TEXT FOR ANALYSIS
▼▼▼

East Bay Times: Judge calls federal government ‘dishonest,’ orders prisoner reduction at private California ICE detention center
A U.S. District Court judge on Thursday, saying he was “concerned with a lack of candor and honesty,” ordered the federal government to reduce its prisoner population at the Adelanto ICE Processing Center by more than 38 percent beginning Monday. Judge Terry J. Hatter ordered ICE to release 50 prisoners a day beginning Monday until the private prison’s population whittles down from 772 to 475. The private prison, operated by The Geo Group and the largest immigration detention facility in California, has long been the target of protests by Latino and Immigrant rights groups, who allege unsafe conditions and inhumane treatment of detainees.

Santa Fe New Mexican: New Mexico Corrections pays $1.4 million to settle whistleblower case
The state Corrections Department spent three years and about $270,000 fighting a whistleblower lawsuit filed by one of its highest-ranking employees before paying her $1.4 million in March to drop her complaint, according to recently released public records. McDermott, a clinical psychologist with a doctorate from Yale, was the Corrections Department’s behavioral health bureau chief for 13 years before she was fired in 2016 over a personnel dispute, which she said was retaliation for raising concerns about the quality of the medical care being provided to prisoners. McDermott said at the time she had seen firsthand poor care being provided by Corizon Correctional Health Care, then known as CMS, and she began alerting corrections officials about the problems as early as 2009 following the unusually high number of inmate deaths the year before.

AZ Central: 4 CoreCivic employees have died of COVID-19 in Arizona: 3 at a Florence prison and 1 at Eloy immigration detention center
Four employees at facilities in Arizona owned by CoreCivic have died after being infected with COVID-19. Three of the employees worked at the Central Arizona Florence Correctional Complex, and one worked at the Eloy Detention Center. The deaths were disclosed Friday by a CoreCivic official a day after the Arizona Industrial Commission cleared CoreCivic of violating any safety and health regulations in connection with one of the deaths at the Central Arizona Florence Correctional Complex, a private prison owned and operated by the Nashville-based company.

▲▲▲

TASK SET
**1.** Answer these questions about the news roundup on prisons and detention centers:
(a) How many prisoners a day did Judge Terry J. Hatter order ICE to release from the Adelanto ICE Processing Center?
(b) How much did the New Mexico Corrections Department pay to settle the whistleblower case?
(c) How many of the four CoreCivic employees who died of COVID-19 worked at the Eloy Detention Center?
**2.** Proceed with the news roundup on prisons and detention centers, picking up after its final sentence.

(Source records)
▼▼▼

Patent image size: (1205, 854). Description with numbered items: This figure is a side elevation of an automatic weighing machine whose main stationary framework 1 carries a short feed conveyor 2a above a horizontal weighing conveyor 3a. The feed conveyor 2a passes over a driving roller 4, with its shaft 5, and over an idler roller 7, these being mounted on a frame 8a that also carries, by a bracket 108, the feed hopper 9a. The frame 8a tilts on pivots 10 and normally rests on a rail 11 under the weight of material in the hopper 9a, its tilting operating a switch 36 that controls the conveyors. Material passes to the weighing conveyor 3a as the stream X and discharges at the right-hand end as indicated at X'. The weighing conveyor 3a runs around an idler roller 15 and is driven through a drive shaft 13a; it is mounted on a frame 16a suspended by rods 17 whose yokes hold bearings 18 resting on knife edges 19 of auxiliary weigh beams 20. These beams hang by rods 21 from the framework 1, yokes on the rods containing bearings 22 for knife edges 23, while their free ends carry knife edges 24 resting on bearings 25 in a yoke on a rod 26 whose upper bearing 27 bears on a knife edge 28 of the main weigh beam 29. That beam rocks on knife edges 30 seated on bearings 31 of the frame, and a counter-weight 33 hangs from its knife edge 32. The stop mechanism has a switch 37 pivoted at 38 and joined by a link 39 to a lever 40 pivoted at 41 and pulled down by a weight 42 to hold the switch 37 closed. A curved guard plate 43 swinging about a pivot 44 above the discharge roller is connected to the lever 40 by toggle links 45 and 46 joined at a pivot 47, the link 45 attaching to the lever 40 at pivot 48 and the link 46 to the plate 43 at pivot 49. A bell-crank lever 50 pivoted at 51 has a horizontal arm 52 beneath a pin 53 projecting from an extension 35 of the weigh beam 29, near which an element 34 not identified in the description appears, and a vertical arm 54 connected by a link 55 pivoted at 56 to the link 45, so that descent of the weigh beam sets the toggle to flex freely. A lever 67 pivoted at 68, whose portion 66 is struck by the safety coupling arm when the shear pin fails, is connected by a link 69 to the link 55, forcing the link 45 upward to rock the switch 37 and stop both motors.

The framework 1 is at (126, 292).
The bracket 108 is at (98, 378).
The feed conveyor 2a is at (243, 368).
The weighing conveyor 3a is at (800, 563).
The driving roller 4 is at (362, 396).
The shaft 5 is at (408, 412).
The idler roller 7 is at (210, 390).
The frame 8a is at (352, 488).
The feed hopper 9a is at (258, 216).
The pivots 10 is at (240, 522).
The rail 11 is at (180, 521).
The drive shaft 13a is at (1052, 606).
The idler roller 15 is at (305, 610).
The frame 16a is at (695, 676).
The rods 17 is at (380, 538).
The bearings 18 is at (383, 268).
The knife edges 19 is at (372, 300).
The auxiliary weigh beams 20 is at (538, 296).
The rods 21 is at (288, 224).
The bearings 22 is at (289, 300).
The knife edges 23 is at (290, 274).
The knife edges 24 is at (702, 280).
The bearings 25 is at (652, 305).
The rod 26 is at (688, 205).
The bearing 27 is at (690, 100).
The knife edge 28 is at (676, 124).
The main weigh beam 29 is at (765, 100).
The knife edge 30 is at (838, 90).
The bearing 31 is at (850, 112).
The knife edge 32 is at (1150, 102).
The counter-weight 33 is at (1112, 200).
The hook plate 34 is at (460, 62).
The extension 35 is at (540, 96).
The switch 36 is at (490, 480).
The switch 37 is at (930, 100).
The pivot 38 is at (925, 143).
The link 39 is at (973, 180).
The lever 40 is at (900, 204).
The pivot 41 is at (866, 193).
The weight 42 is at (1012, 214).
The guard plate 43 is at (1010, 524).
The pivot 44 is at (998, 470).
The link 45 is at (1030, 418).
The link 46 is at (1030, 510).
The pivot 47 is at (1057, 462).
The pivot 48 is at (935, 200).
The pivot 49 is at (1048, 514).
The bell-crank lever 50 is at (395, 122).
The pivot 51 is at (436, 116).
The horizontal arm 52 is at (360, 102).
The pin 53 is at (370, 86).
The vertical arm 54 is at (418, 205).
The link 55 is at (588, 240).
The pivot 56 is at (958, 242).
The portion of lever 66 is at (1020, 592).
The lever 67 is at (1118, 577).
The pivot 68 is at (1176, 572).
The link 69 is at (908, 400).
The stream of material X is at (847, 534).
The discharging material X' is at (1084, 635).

▲▲▲

ANSWERS BY ITEM NUMBER
**1.**
(a) 50 prisoners a day.
(b) $1.4 million.
(c) One.

**2.**
AL.com: Partnering with CoreCivic: A bad deal for Alabama
In an op-ed Isabel Coleman writes: CoreCivic used to be called the Corrections Corporation of America, but in 2016, after more than a decade of scandals and a steep drop in their stock price, they changed their name and structure to reflect the addition of services like prison leasing and reentry programs. CoreCivic has run as many as three prisons in Kentucky, and some of the worst abuse occurred at a women’s prison called Otter Creek. This facility housed around 400 individuals, and managed in just three years to rack up 23 investigations into incidents of sexual misconduct by prison staff. Corecivic didn’t report several of these incidents to state officials. Ultimately, at least six staffers, including the prison’s chaplain, were criminally charged.

Las Vegas Review-Journal: Prisoner at Pahrump facility 1st known inmate in Nevada to die of coronavirus
A 29-year-old federal prisoner has become the first known incarcerated person in Nevada to die of the coronavirus, according to the federal public defender’s office. Brandon Patton, 29, died while in custody at the Southern Nevada Detention Center, a federal facility in Pahrump, the Nevada federal public defender’s office said in a statement Friday. Attorneys had filed two motions for Patton’s release due to the coronavirus, but six weeks before Patton died, a judge ordered him to stay at the detention center. The detention center is run by CoreCivic, a private company, and houses federal prisoners who were sentenced there or who are awaiting trial, along with ICE detainees.